### Data section
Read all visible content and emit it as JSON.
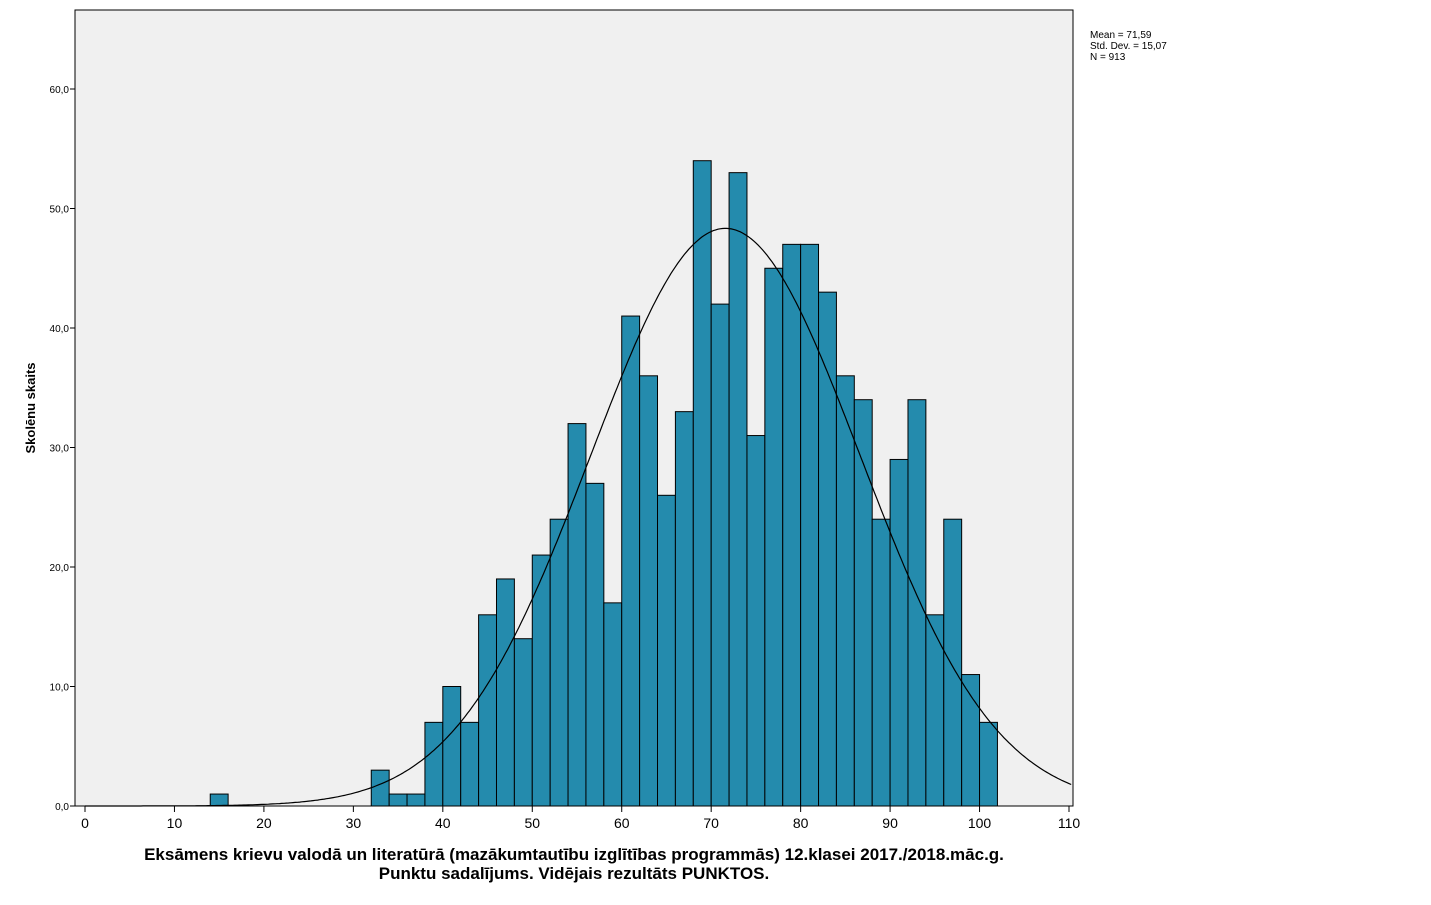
{
  "chart_data": {
    "type": "bar",
    "subtype": "histogram",
    "title": "",
    "xlabel_line1": "Eksāmens krievu valodā un literatūrā (mazākumtautību izglītības programmās) 12.klasei 2017./2018.māc.g.",
    "xlabel_line2": "Punktu sadalījums. Vidējais rezultāts PUNKTOS.",
    "ylabel": "Skolēnu skaits",
    "xlim": [
      0,
      110
    ],
    "ylim": [
      0,
      60
    ],
    "x_ticks": [
      "0",
      "10",
      "20",
      "30",
      "40",
      "50",
      "60",
      "70",
      "80",
      "90",
      "100",
      "110"
    ],
    "y_ticks": [
      "0,0",
      "10,0",
      "20,0",
      "30,0",
      "40,0",
      "50,0",
      "60,0"
    ],
    "bin_width": 2,
    "bins": [
      {
        "start": 14,
        "count": 1
      },
      {
        "start": 32,
        "count": 3
      },
      {
        "start": 34,
        "count": 1
      },
      {
        "start": 36,
        "count": 1
      },
      {
        "start": 38,
        "count": 7
      },
      {
        "start": 40,
        "count": 10
      },
      {
        "start": 42,
        "count": 7
      },
      {
        "start": 44,
        "count": 16
      },
      {
        "start": 46,
        "count": 19
      },
      {
        "start": 48,
        "count": 14
      },
      {
        "start": 50,
        "count": 21
      },
      {
        "start": 52,
        "count": 24
      },
      {
        "start": 54,
        "count": 32
      },
      {
        "start": 56,
        "count": 27
      },
      {
        "start": 58,
        "count": 17
      },
      {
        "start": 60,
        "count": 41
      },
      {
        "start": 62,
        "count": 36
      },
      {
        "start": 64,
        "count": 26
      },
      {
        "start": 66,
        "count": 33
      },
      {
        "start": 68,
        "count": 54
      },
      {
        "start": 70,
        "count": 42
      },
      {
        "start": 72,
        "count": 53
      },
      {
        "start": 74,
        "count": 31
      },
      {
        "start": 76,
        "count": 45
      },
      {
        "start": 78,
        "count": 47
      },
      {
        "start": 80,
        "count": 47
      },
      {
        "start": 82,
        "count": 43
      },
      {
        "start": 84,
        "count": 36
      },
      {
        "start": 86,
        "count": 34
      },
      {
        "start": 88,
        "count": 24
      },
      {
        "start": 90,
        "count": 29
      },
      {
        "start": 92,
        "count": 34
      },
      {
        "start": 94,
        "count": 16
      },
      {
        "start": 96,
        "count": 24
      },
      {
        "start": 98,
        "count": 11
      },
      {
        "start": 100,
        "count": 7
      }
    ],
    "normal_curve": {
      "mean": 71.59,
      "sd": 15.07,
      "n": 913
    },
    "stats": {
      "mean_label": "Mean = 71,59",
      "sd_label": "Std. Dev. = 15,07",
      "n_label": "N = 913"
    },
    "colors": {
      "bar": "#248BAD",
      "plot_bg": "#F0F0F0",
      "curve": "#000000"
    }
  }
}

### Directions for this task
Return the whole listing, word for word, and leave out every picture.

### Written response
Read all visible content and emit it as JSON.
{
  "chart_data": {
    "type": "bar",
    "subtype": "histogram",
    "title": "",
    "xlabel_line1": "Eksāmens krievu valodā un literatūrā (mazākumtautību izglītības programmās) 12.klasei 2017./2018.māc.g.",
    "xlabel_line2": "Punktu sadalījums. Vidējais rezultāts PUNKTOS.",
    "ylabel": "Skolēnu skaits",
    "xlim": [
      0,
      110
    ],
    "ylim": [
      0,
      60
    ],
    "x_ticks": [
      "0",
      "10",
      "20",
      "30",
      "40",
      "50",
      "60",
      "70",
      "80",
      "90",
      "100",
      "110"
    ],
    "y_ticks": [
      "0,0",
      "10,0",
      "20,0",
      "30,0",
      "40,0",
      "50,0",
      "60,0"
    ],
    "bin_width": 2,
    "bins": [
      {
        "start": 14,
        "count": 1
      },
      {
        "start": 32,
        "count": 3
      },
      {
        "start": 34,
        "count": 1
      },
      {
        "start": 36,
        "count": 1
      },
      {
        "start": 38,
        "count": 7
      },
      {
        "start": 40,
        "count": 10
      },
      {
        "start": 42,
        "count": 7
      },
      {
        "start": 44,
        "count": 16
      },
      {
        "start": 46,
        "count": 19
      },
      {
        "start": 48,
        "count": 14
      },
      {
        "start": 50,
        "count": 21
      },
      {
        "start": 52,
        "count": 24
      },
      {
        "start": 54,
        "count": 32
      },
      {
        "start": 56,
        "count": 27
      },
      {
        "start": 58,
        "count": 17
      },
      {
        "start": 60,
        "count": 41
      },
      {
        "start": 62,
        "count": 36
      },
      {
        "start": 64,
        "count": 26
      },
      {
        "start": 66,
        "count": 33
      },
      {
        "start": 68,
        "count": 54
      },
      {
        "start": 70,
        "count": 42
      },
      {
        "start": 72,
        "count": 53
      },
      {
        "start": 74,
        "count": 31
      },
      {
        "start": 76,
        "count": 45
      },
      {
        "start": 78,
        "count": 47
      },
      {
        "start": 80,
        "count": 47
      },
      {
        "start": 82,
        "count": 43
      },
      {
        "start": 84,
        "count": 36
      },
      {
        "start": 86,
        "count": 34
      },
      {
        "start": 88,
        "count": 24
      },
      {
        "start": 90,
        "count": 29
      },
      {
        "start": 92,
        "count": 34
      },
      {
        "start": 94,
        "count": 16
      },
      {
        "start": 96,
        "count": 24
      },
      {
        "start": 98,
        "count": 11
      },
      {
        "start": 100,
        "count": 7
      }
    ],
    "normal_curve": {
      "mean": 71.59,
      "sd": 15.07,
      "n": 913
    },
    "stats": {
      "mean_label": "Mean = 71,59",
      "sd_label": "Std. Dev. = 15,07",
      "n_label": "N = 913"
    },
    "colors": {
      "bar": "#248BAD",
      "plot_bg": "#F0F0F0",
      "curve": "#000000"
    }
  }
}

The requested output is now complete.